» Data provided
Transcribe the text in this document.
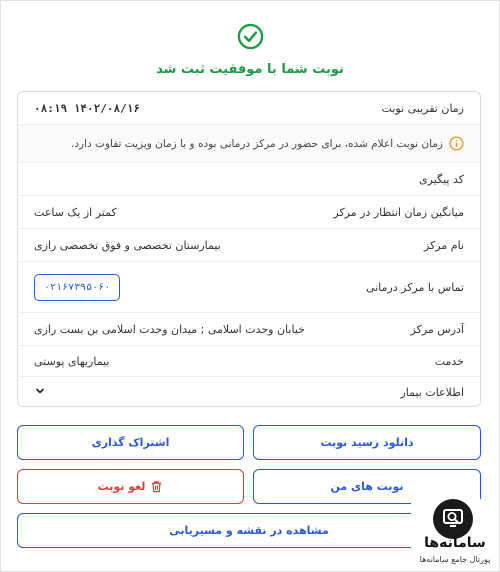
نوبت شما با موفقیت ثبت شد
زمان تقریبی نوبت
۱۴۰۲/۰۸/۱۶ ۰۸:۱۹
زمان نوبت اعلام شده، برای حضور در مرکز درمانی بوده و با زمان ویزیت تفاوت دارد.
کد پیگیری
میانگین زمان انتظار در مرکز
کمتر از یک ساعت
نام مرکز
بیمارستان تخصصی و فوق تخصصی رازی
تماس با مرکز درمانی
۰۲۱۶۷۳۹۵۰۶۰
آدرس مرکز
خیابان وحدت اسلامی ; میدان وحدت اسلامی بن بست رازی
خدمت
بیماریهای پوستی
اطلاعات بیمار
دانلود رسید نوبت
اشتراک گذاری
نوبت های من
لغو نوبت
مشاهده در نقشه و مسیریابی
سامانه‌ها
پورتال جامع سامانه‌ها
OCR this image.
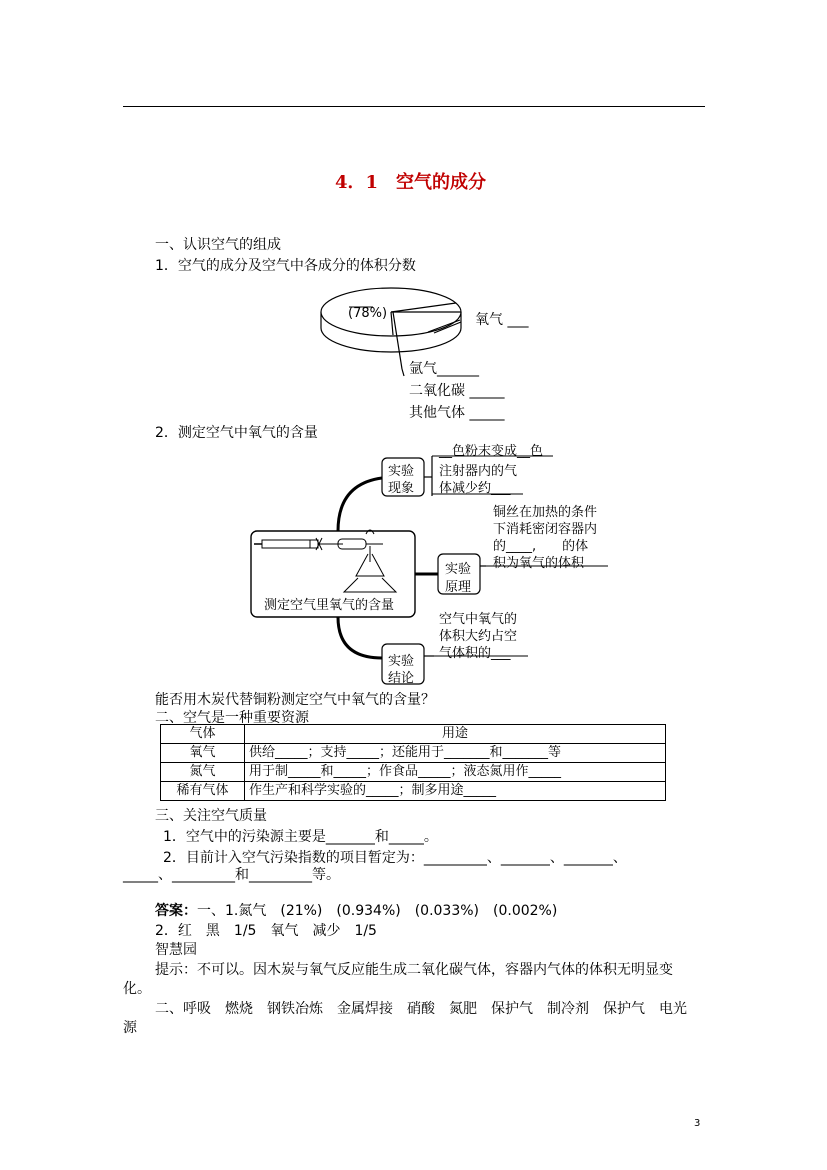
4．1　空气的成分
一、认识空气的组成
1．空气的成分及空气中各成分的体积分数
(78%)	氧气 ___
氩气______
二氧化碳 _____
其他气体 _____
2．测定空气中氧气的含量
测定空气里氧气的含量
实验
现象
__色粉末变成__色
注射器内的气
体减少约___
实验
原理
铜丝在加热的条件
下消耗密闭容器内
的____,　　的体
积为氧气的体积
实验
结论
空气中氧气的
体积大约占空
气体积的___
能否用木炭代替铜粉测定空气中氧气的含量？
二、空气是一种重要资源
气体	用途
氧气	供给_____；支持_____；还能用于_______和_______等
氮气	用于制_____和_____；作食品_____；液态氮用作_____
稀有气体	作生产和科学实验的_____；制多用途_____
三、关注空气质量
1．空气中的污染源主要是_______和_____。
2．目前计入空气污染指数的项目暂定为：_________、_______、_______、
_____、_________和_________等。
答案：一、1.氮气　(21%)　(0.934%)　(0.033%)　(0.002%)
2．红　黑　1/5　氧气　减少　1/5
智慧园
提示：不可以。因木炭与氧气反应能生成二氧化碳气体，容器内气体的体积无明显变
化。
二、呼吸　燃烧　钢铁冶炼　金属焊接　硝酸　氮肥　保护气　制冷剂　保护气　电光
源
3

» Instructions for the task
Reproduce each record from above exactly; pictures do not belong in the copy.

» Result of this task
Transcribe the text in this document.
نوبت شما با موفقیت ثبت شد
زمان تقریبی نوبت
۱۴۰۲/۰۸/۱۶ ۰۸:۱۹
زمان نوبت اعلام شده، برای حضور در مرکز درمانی بوده و با زمان ویزیت تفاوت دارد.
کد پیگیری
میانگین زمان انتظار در مرکز
کمتر از یک ساعت
نام مرکز
بیمارستان تخصصی و فوق تخصصی رازی
تماس با مرکز درمانی
۰۲۱۶۷۳۹۵۰۶۰
آدرس مرکز
خیابان وحدت اسلامی ; میدان وحدت اسلامی بن بست رازی
خدمت
بیماریهای پوستی
اطلاعات بیمار
دانلود رسید نوبت
اشتراک گذاری
نوبت های من
لغو نوبت
مشاهده در نقشه و مسیریابی
سامانه‌ها
پورتال جامع سامانه‌ها
OCR this image.
4．1　空气的成分
一、认识空气的组成
1．空气的成分及空气中各成分的体积分数
(78%)	氧气 ___
氩气______
二氧化碳 _____
其他气体 _____
2．测定空气中氧气的含量
测定空气里氧气的含量
实验
现象
__色粉末变成__色
注射器内的气
体减少约___
实验
原理
铜丝在加热的条件
下消耗密闭容器内
的____,　　的体
积为氧气的体积
实验
结论
空气中氧气的
体积大约占空
气体积的___
能否用木炭代替铜粉测定空气中氧气的含量？
二、空气是一种重要资源
气体	用途
氧气	供给_____；支持_____；还能用于_______和_______等
氮气	用于制_____和_____；作食品_____；液态氮用作_____
稀有气体	作生产和科学实验的_____；制多用途_____
三、关注空气质量
1．空气中的污染源主要是_______和_____。
2．目前计入空气污染指数的项目暂定为：_________、_______、_______、
_____、_________和_________等。
答案：一、1.氮气　(21%)　(0.934%)　(0.033%)　(0.002%)
2．红　黑　1/5　氧气　减少　1/5
智慧园
提示：不可以。因木炭与氧气反应能生成二氧化碳气体，容器内气体的体积无明显变
化。
二、呼吸　燃烧　钢铁冶炼　金属焊接　硝酸　氮肥　保护气　制冷剂　保护气　电光
源
3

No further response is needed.